▸ TASK GOAL: Each record below is to be reproduced without any change.

(Data records)
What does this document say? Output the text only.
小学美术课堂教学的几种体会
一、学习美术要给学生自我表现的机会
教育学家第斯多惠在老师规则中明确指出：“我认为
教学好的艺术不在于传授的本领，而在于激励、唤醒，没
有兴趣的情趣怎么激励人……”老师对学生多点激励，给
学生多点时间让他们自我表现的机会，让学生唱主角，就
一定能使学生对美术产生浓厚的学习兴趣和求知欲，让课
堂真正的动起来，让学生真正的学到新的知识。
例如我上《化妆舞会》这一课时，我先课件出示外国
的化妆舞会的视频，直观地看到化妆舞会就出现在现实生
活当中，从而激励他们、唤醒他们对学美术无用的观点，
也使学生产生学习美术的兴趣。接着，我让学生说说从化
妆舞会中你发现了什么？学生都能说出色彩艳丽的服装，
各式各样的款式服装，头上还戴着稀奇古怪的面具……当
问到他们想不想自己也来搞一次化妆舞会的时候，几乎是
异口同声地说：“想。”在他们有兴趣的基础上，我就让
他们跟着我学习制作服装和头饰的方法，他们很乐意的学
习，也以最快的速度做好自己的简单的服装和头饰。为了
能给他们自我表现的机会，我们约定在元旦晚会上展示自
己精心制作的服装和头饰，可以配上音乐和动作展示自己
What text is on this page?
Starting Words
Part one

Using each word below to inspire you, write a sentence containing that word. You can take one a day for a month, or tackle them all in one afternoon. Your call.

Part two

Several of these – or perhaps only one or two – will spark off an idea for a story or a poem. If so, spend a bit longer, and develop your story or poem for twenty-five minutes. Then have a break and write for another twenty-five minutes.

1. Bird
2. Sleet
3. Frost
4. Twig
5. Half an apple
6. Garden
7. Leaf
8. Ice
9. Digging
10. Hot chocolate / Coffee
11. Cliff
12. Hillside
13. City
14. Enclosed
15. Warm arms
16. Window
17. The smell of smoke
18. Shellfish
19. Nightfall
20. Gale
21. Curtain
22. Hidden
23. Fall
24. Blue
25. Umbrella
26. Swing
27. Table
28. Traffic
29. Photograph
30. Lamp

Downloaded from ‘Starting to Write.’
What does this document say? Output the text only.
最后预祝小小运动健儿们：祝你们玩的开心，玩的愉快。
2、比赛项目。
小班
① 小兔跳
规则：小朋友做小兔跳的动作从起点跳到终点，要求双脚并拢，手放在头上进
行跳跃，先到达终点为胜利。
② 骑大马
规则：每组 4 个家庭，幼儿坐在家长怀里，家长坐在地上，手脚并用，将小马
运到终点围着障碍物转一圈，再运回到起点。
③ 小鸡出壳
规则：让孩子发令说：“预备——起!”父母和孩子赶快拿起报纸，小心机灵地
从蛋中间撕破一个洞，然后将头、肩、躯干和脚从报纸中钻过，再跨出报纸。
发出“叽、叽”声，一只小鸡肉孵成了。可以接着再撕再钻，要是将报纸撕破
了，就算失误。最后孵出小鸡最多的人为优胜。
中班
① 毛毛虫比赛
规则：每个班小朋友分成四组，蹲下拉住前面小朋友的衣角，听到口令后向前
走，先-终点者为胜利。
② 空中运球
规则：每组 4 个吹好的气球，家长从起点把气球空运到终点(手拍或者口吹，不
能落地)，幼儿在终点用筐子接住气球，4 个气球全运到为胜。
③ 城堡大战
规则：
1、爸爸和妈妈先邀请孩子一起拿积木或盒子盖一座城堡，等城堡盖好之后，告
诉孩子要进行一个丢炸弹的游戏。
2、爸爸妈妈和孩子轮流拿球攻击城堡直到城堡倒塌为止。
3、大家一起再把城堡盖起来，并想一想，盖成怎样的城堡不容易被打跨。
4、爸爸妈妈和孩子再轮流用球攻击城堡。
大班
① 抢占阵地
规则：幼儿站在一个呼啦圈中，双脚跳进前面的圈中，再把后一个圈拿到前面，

▸ WRITTEN SOLUTION:
What does this document say? Output the text only.
小学美术课堂教学的几种体会
一、学习美术要给学生自我表现的机会
教育学家第斯多惠在老师规则中明确指出：“我认为
教学好的艺术不在于传授的本领，而在于激励、唤醒，没
有兴趣的情趣怎么激励人……”老师对学生多点激励，给
学生多点时间让他们自我表现的机会，让学生唱主角，就
一定能使学生对美术产生浓厚的学习兴趣和求知欲，让课
堂真正的动起来，让学生真正的学到新的知识。
例如我上《化妆舞会》这一课时，我先课件出示外国
的化妆舞会的视频，直观地看到化妆舞会就出现在现实生
活当中，从而激励他们、唤醒他们对学美术无用的观点，
也使学生产生学习美术的兴趣。接着，我让学生说说从化
妆舞会中你发现了什么？学生都能说出色彩艳丽的服装，
各式各样的款式服装，头上还戴着稀奇古怪的面具……当
问到他们想不想自己也来搞一次化妆舞会的时候，几乎是
异口同声地说：“想。”在他们有兴趣的基础上，我就让
他们跟着我学习制作服装和头饰的方法，他们很乐意的学
习，也以最快的速度做好自己的简单的服装和头饰。为了
能给他们自我表现的机会，我们约定在元旦晚会上展示自
己精心制作的服装和头饰，可以配上音乐和动作展示自己
What text is on this page?
Starting Words
Part one

Using each word below to inspire you, write a sentence containing that word. You can take one a day for a month, or tackle them all in one afternoon. Your call.

Part two

Several of these – or perhaps only one or two – will spark off an idea for a story or a poem. If so, spend a bit longer, and develop your story or poem for twenty-five minutes. Then have a break and write for another twenty-five minutes.

1. Bird
2. Sleet
3. Frost
4. Twig
5. Half an apple
6. Garden
7. Leaf
8. Ice
9. Digging
10. Hot chocolate / Coffee
11. Cliff
12. Hillside
13. City
14. Enclosed
15. Warm arms
16. Window
17. The smell of smoke
18. Shellfish
19. Nightfall
20. Gale
21. Curtain
22. Hidden
23. Fall
24. Blue
25. Umbrella
26. Swing
27. Table
28. Traffic
29. Photograph
30. Lamp

Downloaded from ‘Starting to Write.’
What does this document say? Output the text only.
最后预祝小小运动健儿们：祝你们玩的开心，玩的愉快。
2、比赛项目。
小班
① 小兔跳
规则：小朋友做小兔跳的动作从起点跳到终点，要求双脚并拢，手放在头上进
行跳跃，先到达终点为胜利。
② 骑大马
规则：每组 4 个家庭，幼儿坐在家长怀里，家长坐在地上，手脚并用，将小马
运到终点围着障碍物转一圈，再运回到起点。
③ 小鸡出壳
规则：让孩子发令说：“预备——起!”父母和孩子赶快拿起报纸，小心机灵地
从蛋中间撕破一个洞，然后将头、肩、躯干和脚从报纸中钻过，再跨出报纸。
发出“叽、叽”声，一只小鸡肉孵成了。可以接着再撕再钻，要是将报纸撕破
了，就算失误。最后孵出小鸡最多的人为优胜。
中班
① 毛毛虫比赛
规则：每个班小朋友分成四组，蹲下拉住前面小朋友的衣角，听到口令后向前
走，先-终点者为胜利。
② 空中运球
规则：每组 4 个吹好的气球，家长从起点把气球空运到终点(手拍或者口吹，不
能落地)，幼儿在终点用筐子接住气球，4 个气球全运到为胜。
③ 城堡大战
规则：
1、爸爸和妈妈先邀请孩子一起拿积木或盒子盖一座城堡，等城堡盖好之后，告
诉孩子要进行一个丢炸弹的游戏。
2、爸爸妈妈和孩子轮流拿球攻击城堡直到城堡倒塌为止。
3、大家一起再把城堡盖起来，并想一想，盖成怎样的城堡不容易被打跨。
4、爸爸妈妈和孩子再轮流用球攻击城堡。
大班
① 抢占阵地
规则：幼儿站在一个呼啦圈中，双脚跳进前面的圈中，再把后一个圈拿到前面，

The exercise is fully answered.